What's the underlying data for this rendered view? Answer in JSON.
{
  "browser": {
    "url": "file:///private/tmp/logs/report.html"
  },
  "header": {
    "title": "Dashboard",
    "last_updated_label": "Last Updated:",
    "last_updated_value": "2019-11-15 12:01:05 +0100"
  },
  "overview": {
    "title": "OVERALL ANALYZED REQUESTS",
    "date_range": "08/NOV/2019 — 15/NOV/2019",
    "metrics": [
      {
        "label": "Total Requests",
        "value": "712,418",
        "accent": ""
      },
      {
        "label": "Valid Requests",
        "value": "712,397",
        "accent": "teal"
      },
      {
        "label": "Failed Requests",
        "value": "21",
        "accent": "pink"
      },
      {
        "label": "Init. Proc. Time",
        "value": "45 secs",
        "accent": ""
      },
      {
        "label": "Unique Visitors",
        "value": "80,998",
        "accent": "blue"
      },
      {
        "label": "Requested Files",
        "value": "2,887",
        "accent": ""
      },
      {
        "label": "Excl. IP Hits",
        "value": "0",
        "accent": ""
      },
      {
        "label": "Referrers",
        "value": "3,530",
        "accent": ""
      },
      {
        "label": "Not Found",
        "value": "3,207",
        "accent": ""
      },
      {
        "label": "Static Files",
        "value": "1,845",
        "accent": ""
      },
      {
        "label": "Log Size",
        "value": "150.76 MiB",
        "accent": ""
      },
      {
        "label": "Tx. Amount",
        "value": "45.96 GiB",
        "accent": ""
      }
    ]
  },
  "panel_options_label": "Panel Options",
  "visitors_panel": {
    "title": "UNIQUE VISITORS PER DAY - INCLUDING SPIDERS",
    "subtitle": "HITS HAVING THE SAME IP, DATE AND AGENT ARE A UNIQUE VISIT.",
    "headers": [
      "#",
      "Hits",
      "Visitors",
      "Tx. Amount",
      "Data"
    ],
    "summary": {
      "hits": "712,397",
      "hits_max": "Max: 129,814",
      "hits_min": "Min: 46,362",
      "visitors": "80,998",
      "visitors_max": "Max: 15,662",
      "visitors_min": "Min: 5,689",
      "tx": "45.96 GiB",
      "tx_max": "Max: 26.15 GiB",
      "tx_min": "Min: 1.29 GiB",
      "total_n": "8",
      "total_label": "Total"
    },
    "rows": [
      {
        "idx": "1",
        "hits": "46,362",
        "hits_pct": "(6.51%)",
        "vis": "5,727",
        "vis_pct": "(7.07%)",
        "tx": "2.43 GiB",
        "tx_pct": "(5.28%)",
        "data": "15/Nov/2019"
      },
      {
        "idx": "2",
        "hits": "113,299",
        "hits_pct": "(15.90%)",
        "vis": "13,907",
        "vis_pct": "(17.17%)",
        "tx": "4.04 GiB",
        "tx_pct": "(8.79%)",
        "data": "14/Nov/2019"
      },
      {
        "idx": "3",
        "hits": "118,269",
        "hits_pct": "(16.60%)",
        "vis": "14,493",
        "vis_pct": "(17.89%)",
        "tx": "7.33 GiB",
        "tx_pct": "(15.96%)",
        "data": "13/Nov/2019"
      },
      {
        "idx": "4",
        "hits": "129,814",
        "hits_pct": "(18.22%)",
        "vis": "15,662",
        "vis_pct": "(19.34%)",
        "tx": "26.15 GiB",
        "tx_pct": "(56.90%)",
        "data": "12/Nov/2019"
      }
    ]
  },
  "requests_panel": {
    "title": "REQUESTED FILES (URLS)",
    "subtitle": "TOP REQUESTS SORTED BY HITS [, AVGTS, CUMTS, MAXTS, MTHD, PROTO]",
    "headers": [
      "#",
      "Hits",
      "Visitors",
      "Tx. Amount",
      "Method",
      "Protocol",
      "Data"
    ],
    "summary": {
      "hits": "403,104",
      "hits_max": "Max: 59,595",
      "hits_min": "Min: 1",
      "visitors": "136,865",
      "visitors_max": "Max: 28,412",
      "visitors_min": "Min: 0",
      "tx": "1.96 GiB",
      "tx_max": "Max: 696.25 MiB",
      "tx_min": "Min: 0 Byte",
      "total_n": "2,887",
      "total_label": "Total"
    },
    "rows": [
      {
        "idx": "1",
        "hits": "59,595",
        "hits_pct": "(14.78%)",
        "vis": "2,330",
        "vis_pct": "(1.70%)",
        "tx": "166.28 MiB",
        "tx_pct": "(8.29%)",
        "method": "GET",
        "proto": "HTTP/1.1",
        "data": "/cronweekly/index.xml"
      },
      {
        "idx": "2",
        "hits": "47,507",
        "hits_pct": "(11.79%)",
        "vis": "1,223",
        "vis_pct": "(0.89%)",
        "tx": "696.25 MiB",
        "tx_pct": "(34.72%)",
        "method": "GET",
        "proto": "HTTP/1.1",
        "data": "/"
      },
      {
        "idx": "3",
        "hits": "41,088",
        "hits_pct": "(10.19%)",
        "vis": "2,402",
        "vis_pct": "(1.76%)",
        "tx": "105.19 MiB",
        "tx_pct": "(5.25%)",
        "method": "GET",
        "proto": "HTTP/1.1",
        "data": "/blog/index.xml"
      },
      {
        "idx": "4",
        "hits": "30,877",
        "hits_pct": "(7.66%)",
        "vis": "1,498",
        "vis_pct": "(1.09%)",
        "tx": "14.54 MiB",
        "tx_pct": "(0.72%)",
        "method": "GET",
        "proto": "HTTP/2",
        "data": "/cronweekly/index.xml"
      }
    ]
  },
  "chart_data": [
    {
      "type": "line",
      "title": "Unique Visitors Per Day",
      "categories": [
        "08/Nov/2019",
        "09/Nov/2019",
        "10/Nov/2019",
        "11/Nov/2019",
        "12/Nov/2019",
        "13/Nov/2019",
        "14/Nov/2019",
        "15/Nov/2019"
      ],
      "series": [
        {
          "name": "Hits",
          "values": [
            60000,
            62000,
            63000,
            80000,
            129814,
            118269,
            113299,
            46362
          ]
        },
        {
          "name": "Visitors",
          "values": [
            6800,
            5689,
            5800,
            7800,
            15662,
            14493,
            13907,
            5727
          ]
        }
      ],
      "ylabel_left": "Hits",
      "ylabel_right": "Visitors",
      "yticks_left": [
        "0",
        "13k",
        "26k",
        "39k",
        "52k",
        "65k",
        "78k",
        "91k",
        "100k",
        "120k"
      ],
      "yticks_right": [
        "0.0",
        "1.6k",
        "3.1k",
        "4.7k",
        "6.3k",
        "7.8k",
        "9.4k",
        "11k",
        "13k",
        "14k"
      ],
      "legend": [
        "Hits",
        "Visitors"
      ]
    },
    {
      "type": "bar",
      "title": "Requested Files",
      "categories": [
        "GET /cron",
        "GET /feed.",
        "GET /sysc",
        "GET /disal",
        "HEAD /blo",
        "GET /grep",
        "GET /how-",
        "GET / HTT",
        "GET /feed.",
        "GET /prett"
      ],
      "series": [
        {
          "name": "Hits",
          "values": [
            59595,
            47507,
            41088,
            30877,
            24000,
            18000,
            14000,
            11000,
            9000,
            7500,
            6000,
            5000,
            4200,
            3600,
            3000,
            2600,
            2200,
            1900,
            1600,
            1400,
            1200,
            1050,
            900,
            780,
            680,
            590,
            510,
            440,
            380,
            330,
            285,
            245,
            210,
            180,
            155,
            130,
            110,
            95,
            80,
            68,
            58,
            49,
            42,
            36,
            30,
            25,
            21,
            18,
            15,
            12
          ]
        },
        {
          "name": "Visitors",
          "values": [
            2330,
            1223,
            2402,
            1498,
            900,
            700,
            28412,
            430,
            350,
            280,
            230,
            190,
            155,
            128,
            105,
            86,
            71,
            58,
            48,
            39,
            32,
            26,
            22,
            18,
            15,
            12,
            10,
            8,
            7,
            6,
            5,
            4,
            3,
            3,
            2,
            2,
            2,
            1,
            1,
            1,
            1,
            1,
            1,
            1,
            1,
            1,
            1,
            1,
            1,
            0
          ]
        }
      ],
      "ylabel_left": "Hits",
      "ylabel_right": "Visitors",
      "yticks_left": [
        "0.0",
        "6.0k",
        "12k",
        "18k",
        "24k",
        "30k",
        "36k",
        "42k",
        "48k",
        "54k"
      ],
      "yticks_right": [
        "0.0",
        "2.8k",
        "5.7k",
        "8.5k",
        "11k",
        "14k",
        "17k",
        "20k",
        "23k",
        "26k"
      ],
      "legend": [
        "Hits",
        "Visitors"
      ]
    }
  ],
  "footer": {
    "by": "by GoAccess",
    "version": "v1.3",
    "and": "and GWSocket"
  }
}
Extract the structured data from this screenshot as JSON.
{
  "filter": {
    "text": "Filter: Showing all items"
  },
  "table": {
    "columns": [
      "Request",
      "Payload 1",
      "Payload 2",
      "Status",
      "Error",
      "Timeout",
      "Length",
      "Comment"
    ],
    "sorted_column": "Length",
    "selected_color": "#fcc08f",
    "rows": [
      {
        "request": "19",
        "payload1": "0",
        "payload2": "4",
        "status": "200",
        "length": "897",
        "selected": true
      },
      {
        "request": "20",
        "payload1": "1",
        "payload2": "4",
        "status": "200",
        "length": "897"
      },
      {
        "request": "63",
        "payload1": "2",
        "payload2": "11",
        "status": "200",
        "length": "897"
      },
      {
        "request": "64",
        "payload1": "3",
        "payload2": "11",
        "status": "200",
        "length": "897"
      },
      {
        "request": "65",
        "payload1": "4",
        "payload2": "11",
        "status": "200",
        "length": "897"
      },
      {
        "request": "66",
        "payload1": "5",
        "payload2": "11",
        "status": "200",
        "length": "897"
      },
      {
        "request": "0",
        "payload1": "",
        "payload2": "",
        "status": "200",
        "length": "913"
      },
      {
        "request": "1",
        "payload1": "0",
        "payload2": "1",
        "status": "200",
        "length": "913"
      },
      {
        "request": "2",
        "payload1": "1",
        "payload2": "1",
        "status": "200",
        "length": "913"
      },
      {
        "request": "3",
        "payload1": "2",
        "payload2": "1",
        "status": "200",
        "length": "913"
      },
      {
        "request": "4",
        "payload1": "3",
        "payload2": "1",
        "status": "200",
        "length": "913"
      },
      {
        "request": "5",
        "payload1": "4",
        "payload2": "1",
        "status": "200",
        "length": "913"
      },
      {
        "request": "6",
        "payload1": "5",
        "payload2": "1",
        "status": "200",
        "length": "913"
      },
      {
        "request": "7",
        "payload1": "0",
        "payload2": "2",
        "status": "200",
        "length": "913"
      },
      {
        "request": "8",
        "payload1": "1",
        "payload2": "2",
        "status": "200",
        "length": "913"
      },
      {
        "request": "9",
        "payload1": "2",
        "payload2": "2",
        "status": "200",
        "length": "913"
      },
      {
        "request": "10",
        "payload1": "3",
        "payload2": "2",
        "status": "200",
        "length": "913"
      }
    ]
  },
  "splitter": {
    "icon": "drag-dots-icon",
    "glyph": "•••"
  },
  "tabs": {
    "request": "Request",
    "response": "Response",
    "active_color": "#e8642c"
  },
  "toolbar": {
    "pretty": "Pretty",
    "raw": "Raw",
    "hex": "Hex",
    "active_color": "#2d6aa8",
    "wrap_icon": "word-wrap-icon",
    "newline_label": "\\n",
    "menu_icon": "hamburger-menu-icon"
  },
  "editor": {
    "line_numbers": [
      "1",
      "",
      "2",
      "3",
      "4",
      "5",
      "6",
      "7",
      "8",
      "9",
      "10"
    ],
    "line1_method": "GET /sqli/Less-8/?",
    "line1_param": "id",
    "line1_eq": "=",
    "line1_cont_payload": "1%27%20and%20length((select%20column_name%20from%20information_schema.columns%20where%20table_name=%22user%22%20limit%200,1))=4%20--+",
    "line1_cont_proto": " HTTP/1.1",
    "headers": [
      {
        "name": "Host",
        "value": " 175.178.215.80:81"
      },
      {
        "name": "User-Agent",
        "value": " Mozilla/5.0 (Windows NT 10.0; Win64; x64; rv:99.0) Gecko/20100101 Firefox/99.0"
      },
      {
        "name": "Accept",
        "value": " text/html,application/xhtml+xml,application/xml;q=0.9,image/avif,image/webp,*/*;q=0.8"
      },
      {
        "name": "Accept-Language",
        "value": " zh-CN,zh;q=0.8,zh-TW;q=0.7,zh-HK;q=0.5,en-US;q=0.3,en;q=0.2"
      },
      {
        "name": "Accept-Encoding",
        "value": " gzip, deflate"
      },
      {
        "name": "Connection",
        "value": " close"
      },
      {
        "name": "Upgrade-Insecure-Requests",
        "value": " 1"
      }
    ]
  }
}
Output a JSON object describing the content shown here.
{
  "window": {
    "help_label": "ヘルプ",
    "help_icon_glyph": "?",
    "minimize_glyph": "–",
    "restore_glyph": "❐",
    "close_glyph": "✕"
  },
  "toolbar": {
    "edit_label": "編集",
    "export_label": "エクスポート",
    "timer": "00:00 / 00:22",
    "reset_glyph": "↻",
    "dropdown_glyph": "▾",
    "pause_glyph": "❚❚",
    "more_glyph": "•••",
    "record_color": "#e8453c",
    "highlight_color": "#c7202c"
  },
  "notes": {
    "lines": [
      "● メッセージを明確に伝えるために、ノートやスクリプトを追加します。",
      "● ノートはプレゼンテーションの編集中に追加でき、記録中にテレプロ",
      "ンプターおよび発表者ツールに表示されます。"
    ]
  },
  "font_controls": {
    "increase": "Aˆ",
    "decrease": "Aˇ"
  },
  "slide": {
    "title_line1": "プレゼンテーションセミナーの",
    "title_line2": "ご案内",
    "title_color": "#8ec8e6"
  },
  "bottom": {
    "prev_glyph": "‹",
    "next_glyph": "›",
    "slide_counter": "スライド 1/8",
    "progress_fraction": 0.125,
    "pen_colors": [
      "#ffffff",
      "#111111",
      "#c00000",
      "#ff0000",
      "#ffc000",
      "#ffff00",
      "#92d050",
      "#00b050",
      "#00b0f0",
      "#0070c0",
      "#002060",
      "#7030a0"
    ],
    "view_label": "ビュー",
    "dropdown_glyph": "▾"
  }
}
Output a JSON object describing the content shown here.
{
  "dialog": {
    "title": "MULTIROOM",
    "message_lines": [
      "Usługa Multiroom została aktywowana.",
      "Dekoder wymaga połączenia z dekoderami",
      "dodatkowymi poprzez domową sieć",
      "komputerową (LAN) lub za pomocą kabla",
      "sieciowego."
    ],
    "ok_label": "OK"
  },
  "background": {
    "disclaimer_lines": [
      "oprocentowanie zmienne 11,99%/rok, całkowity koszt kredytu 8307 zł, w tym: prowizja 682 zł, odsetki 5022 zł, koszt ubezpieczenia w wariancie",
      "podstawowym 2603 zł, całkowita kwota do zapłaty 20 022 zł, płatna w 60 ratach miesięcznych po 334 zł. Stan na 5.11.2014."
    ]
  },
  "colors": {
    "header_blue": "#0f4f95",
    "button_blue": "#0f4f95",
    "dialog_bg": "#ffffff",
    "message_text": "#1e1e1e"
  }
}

Requirement: Show every line from the listing above in which the string "columns" appears.

Complete output:
    "columns": [
    "line1_cont_payload": "1%27%20and%20length((select%20column_name%20from%20information_schema.columns%20where%20table_name=%22user%22%20limit%200,1))=4%20--+",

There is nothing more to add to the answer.